Type out the entries again, keeping every word unchanged.

Provided data
=== Begin Enclosure ===

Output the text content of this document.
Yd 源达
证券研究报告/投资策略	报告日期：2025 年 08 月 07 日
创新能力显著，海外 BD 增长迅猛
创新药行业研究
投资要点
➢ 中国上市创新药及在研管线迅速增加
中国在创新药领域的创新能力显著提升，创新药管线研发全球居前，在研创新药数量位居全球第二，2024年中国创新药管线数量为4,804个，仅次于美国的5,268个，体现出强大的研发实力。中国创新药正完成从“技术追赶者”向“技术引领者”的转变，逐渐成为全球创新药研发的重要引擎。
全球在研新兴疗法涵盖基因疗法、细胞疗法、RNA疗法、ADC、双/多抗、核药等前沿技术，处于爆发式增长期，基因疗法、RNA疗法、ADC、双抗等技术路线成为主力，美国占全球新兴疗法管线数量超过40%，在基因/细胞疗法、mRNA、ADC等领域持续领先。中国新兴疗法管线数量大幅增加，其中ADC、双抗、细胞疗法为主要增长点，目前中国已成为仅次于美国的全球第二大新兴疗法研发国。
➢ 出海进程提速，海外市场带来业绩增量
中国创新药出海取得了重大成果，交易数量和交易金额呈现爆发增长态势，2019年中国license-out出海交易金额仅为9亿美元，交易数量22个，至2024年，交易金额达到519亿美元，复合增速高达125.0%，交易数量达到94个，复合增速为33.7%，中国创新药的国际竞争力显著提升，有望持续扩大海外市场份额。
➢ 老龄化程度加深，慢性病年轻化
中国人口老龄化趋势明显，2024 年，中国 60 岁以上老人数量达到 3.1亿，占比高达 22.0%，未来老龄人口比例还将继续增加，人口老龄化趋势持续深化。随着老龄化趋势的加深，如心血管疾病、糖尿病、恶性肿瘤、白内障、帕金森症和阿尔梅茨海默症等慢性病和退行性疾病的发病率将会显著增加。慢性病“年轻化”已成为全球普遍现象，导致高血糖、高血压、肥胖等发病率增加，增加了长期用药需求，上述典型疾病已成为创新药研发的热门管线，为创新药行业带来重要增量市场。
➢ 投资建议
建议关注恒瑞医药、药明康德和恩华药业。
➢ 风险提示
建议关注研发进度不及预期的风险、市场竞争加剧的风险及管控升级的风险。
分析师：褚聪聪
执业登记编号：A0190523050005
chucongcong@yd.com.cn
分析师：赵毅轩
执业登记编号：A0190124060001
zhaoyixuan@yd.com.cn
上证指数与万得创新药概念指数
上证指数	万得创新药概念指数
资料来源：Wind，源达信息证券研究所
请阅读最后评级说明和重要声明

=== End Enclosure ===

Response area
Output the text content of this document.
Yd 源达
证券研究报告/投资策略	报告日期：2025 年 08 月 07 日
创新能力显著，海外 BD 增长迅猛
创新药行业研究
投资要点
➢ 中国上市创新药及在研管线迅速增加
中国在创新药领域的创新能力显著提升，创新药管线研发全球居前，在研创新药数量位居全球第二，2024年中国创新药管线数量为4,804个，仅次于美国的5,268个，体现出强大的研发实力。中国创新药正完成从“技术追赶者”向“技术引领者”的转变，逐渐成为全球创新药研发的重要引擎。
全球在研新兴疗法涵盖基因疗法、细胞疗法、RNA疗法、ADC、双/多抗、核药等前沿技术，处于爆发式增长期，基因疗法、RNA疗法、ADC、双抗等技术路线成为主力，美国占全球新兴疗法管线数量超过40%，在基因/细胞疗法、mRNA、ADC等领域持续领先。中国新兴疗法管线数量大幅增加，其中ADC、双抗、细胞疗法为主要增长点，目前中国已成为仅次于美国的全球第二大新兴疗法研发国。
➢ 出海进程提速，海外市场带来业绩增量
中国创新药出海取得了重大成果，交易数量和交易金额呈现爆发增长态势，2019年中国license-out出海交易金额仅为9亿美元，交易数量22个，至2024年，交易金额达到519亿美元，复合增速高达125.0%，交易数量达到94个，复合增速为33.7%，中国创新药的国际竞争力显著提升，有望持续扩大海外市场份额。
➢ 老龄化程度加深，慢性病年轻化
中国人口老龄化趋势明显，2024 年，中国 60 岁以上老人数量达到 3.1亿，占比高达 22.0%，未来老龄人口比例还将继续增加，人口老龄化趋势持续深化。随着老龄化趋势的加深，如心血管疾病、糖尿病、恶性肿瘤、白内障、帕金森症和阿尔梅茨海默症等慢性病和退行性疾病的发病率将会显著增加。慢性病“年轻化”已成为全球普遍现象，导致高血糖、高血压、肥胖等发病率增加，增加了长期用药需求，上述典型疾病已成为创新药研发的热门管线，为创新药行业带来重要增量市场。
➢ 投资建议
建议关注恒瑞医药、药明康德和恩华药业。
➢ 风险提示
建议关注研发进度不及预期的风险、市场竞争加剧的风险及管控升级的风险。
分析师：褚聪聪
执业登记编号：A0190523050005
chucongcong@yd.com.cn
分析师：赵毅轩
执业登记编号：A0190124060001
zhaoyixuan@yd.com.cn
上证指数与万得创新药概念指数
上证指数	万得创新药概念指数
资料来源：Wind，源达信息证券研究所
请阅读最后评级说明和重要声明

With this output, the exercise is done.